-------- MATERIAL FOR THIS TASK --------

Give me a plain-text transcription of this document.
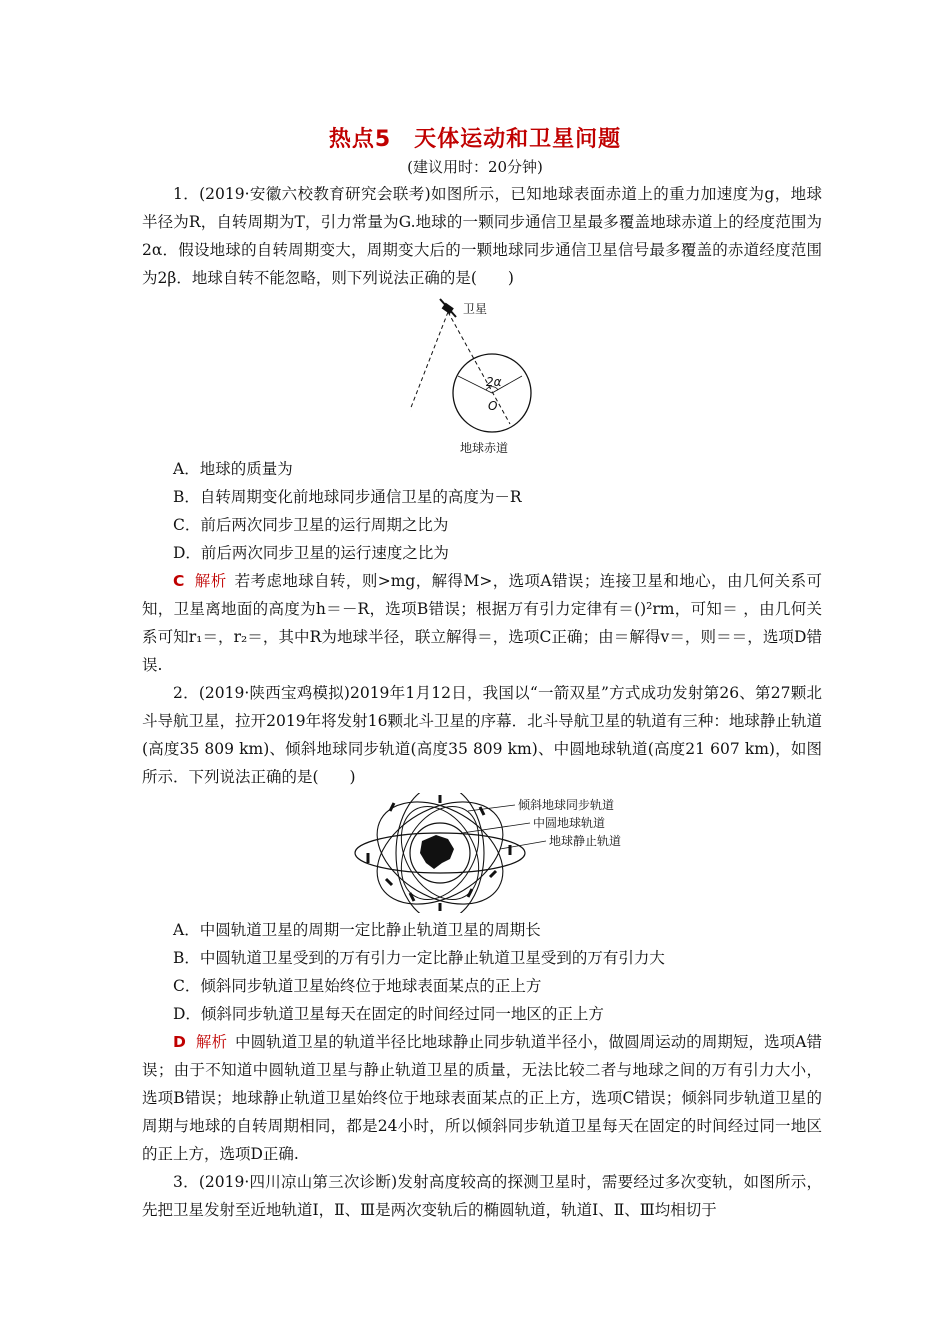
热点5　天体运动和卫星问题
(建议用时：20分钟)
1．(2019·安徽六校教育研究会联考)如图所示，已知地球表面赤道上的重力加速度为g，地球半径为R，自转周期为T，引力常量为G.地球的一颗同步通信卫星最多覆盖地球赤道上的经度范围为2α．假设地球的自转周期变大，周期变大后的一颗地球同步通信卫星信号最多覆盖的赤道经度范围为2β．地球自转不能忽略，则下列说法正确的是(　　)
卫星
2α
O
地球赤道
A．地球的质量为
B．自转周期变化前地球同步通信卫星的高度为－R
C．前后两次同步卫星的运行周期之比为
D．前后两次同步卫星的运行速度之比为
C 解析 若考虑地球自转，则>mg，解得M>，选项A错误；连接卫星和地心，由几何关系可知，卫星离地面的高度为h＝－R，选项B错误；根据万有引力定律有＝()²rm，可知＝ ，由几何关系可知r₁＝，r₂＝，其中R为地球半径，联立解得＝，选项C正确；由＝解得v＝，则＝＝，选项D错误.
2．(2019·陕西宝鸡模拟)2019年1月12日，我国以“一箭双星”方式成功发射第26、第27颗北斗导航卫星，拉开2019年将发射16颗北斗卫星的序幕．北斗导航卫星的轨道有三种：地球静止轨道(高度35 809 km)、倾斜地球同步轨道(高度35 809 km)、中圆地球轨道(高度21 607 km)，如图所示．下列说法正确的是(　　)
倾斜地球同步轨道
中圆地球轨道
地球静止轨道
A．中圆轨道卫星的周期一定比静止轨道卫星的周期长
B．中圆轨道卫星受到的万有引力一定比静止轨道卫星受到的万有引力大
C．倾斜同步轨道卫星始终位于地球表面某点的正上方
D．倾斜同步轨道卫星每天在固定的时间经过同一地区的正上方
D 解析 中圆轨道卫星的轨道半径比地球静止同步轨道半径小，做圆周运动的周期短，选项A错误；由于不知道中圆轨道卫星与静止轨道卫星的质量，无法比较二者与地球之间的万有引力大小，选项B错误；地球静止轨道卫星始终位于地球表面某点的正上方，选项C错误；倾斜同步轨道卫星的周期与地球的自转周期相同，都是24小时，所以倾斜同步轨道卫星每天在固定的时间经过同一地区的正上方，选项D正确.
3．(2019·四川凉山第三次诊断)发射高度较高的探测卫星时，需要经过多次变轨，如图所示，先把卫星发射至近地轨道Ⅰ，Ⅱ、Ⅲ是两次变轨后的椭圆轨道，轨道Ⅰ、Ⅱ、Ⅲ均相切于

--------

=== WHAT IS NEEDED ===
Check each line of the records for the word "中圆地球轨道", and show the lines that contain it.

=== SOLVED EXERCISE ===
2．(2019·陕西宝鸡模拟)2019年1月12日，我国以“一箭双星”方式成功发射第26、第27颗北斗导航卫星，拉开2019年将发射16颗北斗卫星的序幕．北斗导航卫星的轨道有三种：地球静止轨道(高度35 809 km)、倾斜地球同步轨道(高度35 809 km)、中圆地球轨道(高度21 607 km)，如图所示．下列说法正确的是(　　)
中圆地球轨道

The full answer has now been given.